-- START --
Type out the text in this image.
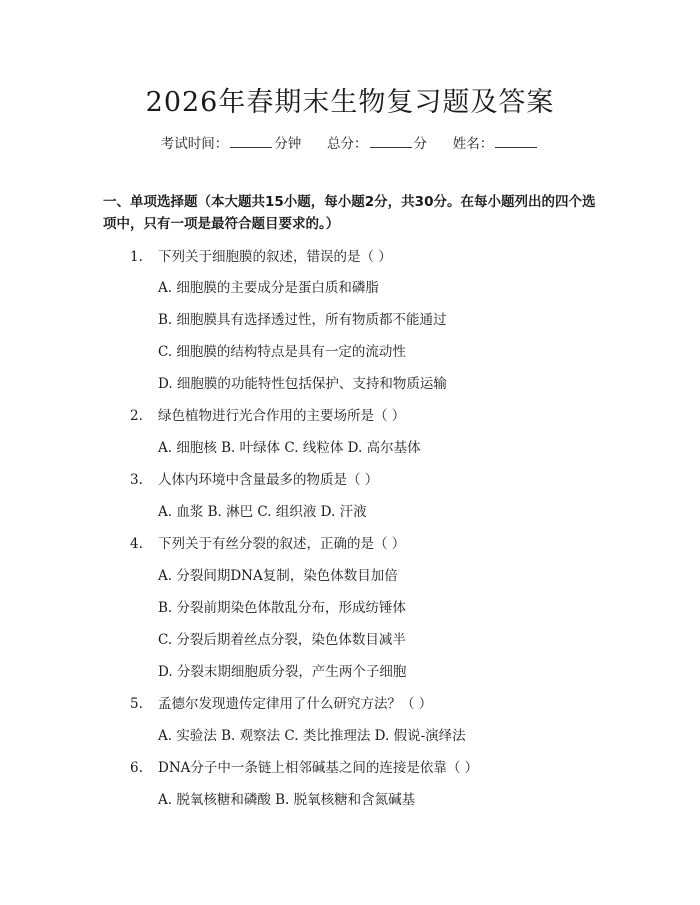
2026年春期末生物复习题及答案
考试时间：	分钟 总分：	分 姓名：
一、单项选择题（本大题共15小题，每小题2分，共30分。在每小题列出的四个选项中，只有一项是最符合题目要求的。）
1. 下列关于细胞膜的叙述，错误的是（ ）
A. 细胞膜的主要成分是蛋白质和磷脂
B. 细胞膜具有选择透过性，所有物质都不能通过
C. 细胞膜的结构特点是具有一定的流动性
D. 细胞膜的功能特性包括保护、支持和物质运输
2. 绿色植物进行光合作用的主要场所是（ ）
A. 细胞核 B. 叶绿体 C. 线粒体 D. 高尔基体
3. 人体内环境中含量最多的物质是（ ）
A. 血浆 B. 淋巴 C. 组织液 D. 汗液
4. 下列关于有丝分裂的叙述，正确的是（ ）
A. 分裂间期DNA复制，染色体数目加倍
B. 分裂前期染色体散乱分布，形成纺锤体
C. 分裂后期着丝点分裂，染色体数目减半
D. 分裂末期细胞质分裂，产生两个子细胞
5. 孟德尔发现遗传定律用了什么研究方法？（ ）
A. 实验法 B. 观察法 C. 类比推理法 D. 假说-演绎法
6. DNA分子中一条链上相邻碱基之间的连接是依靠（ ）
A. 脱氧核糖和磷酸 B. 脱氧核糖和含氮碱基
-- END --
* **Problem requirements**: Write out the full listing verbatim, excluding its pictures.

* **Exercise result**:
Type out the text in this image.
2026年春期末生物复习题及答案
考试时间：	分钟 总分：	分 姓名：
一、单项选择题（本大题共15小题，每小题2分，共30分。在每小题列出的四个选项中，只有一项是最符合题目要求的。）
1. 下列关于细胞膜的叙述，错误的是（ ）
A. 细胞膜的主要成分是蛋白质和磷脂
B. 细胞膜具有选择透过性，所有物质都不能通过
C. 细胞膜的结构特点是具有一定的流动性
D. 细胞膜的功能特性包括保护、支持和物质运输
2. 绿色植物进行光合作用的主要场所是（ ）
A. 细胞核 B. 叶绿体 C. 线粒体 D. 高尔基体
3. 人体内环境中含量最多的物质是（ ）
A. 血浆 B. 淋巴 C. 组织液 D. 汗液
4. 下列关于有丝分裂的叙述，正确的是（ ）
A. 分裂间期DNA复制，染色体数目加倍
B. 分裂前期染色体散乱分布，形成纺锤体
C. 分裂后期着丝点分裂，染色体数目减半
D. 分裂末期细胞质分裂，产生两个子细胞
5. 孟德尔发现遗传定律用了什么研究方法？（ ）
A. 实验法 B. 观察法 C. 类比推理法 D. 假说-演绎法
6. DNA分子中一条链上相邻碱基之间的连接是依靠（ ）
A. 脱氧核糖和磷酸 B. 脱氧核糖和含氮碱基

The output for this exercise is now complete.